-- Given problem --
Below is a listing. Gather each line of it that contains "задач".
— START OF Items —
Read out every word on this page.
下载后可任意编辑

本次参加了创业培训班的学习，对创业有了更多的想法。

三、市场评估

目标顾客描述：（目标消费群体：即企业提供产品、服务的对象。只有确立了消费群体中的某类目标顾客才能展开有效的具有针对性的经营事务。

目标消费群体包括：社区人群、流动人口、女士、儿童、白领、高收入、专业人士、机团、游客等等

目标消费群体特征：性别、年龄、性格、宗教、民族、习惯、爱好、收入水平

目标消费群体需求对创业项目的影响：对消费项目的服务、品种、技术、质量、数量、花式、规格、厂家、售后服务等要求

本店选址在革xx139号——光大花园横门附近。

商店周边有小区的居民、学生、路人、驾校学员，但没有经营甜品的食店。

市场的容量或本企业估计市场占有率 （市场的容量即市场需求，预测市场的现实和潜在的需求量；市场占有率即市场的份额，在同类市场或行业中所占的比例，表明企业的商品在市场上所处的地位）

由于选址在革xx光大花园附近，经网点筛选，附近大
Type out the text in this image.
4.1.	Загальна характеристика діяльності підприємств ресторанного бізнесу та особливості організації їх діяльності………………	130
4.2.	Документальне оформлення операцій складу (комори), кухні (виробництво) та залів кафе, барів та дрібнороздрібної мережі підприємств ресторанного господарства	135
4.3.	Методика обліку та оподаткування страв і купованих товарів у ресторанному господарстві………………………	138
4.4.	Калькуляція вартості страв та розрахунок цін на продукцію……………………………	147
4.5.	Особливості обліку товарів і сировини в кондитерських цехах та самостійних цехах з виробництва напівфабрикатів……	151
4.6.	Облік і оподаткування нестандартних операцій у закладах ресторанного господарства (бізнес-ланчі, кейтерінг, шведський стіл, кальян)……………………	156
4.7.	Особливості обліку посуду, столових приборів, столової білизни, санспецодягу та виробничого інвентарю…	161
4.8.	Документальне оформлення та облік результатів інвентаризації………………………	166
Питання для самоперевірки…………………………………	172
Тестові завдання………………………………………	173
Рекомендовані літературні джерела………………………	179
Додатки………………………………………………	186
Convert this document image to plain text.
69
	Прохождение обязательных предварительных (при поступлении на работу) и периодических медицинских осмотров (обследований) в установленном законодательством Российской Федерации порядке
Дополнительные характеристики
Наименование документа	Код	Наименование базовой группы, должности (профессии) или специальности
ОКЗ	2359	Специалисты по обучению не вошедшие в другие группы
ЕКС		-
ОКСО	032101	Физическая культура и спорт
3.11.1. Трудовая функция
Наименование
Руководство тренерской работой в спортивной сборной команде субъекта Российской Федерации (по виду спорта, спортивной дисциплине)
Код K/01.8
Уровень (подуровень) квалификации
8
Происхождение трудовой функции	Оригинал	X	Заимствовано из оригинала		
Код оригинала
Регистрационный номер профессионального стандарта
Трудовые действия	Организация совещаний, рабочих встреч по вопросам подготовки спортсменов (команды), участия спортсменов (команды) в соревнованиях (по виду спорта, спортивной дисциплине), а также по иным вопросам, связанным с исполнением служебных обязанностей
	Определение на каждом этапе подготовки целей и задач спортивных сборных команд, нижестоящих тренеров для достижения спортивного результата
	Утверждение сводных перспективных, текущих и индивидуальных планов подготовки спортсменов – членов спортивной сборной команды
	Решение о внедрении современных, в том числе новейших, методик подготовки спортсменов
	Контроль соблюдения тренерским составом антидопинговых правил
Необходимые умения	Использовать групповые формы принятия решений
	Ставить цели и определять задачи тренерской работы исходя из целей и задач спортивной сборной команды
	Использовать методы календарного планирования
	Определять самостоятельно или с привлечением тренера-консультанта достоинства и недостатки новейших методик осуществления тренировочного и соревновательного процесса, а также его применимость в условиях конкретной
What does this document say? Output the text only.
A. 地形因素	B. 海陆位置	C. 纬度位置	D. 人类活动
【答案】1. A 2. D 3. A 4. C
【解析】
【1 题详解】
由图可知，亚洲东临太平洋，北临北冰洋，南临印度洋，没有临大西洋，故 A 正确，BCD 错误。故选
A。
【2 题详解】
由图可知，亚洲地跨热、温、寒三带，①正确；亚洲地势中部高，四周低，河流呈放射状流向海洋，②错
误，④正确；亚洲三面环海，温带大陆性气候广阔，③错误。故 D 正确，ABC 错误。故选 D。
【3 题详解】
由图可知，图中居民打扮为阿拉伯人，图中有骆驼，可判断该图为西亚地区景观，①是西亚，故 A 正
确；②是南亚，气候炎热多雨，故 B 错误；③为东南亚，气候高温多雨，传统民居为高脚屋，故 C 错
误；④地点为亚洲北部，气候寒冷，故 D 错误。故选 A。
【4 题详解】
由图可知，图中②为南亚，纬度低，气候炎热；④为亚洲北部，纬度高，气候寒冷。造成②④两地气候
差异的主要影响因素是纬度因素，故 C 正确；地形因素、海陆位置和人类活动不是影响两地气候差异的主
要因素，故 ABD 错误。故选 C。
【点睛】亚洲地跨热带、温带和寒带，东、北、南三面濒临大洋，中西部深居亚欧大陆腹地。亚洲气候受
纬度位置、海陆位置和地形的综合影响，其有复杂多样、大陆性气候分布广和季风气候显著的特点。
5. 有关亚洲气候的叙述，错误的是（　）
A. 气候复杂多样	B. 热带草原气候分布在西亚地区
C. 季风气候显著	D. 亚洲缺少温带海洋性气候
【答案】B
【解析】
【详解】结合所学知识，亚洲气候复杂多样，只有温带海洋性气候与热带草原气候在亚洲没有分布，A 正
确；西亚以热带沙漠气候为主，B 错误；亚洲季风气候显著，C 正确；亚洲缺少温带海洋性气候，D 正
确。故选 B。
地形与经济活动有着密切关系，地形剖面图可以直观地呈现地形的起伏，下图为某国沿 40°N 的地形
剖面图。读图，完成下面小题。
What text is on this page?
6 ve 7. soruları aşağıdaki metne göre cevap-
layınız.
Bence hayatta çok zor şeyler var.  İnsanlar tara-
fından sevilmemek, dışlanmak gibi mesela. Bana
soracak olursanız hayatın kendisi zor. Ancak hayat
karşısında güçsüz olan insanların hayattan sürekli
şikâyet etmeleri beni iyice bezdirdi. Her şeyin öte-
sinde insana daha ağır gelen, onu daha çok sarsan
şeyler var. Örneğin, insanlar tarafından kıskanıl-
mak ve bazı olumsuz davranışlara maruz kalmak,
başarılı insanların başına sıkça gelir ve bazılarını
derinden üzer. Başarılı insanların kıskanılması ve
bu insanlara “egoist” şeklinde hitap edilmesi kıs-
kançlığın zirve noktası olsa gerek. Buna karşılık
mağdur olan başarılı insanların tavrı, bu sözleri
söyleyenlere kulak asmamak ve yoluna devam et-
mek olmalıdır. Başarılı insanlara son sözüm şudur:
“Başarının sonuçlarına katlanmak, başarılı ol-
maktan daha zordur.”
— END OF Items —
-- Solution to the exercise --
	Определение на каждом этапе подготовки целей и задач спортивных сборных команд, нижестоящих тренеров для достижения спортивного результата
	Ставить цели и определять задачи тренерской работы исходя из целей и задач спортивной сборной команды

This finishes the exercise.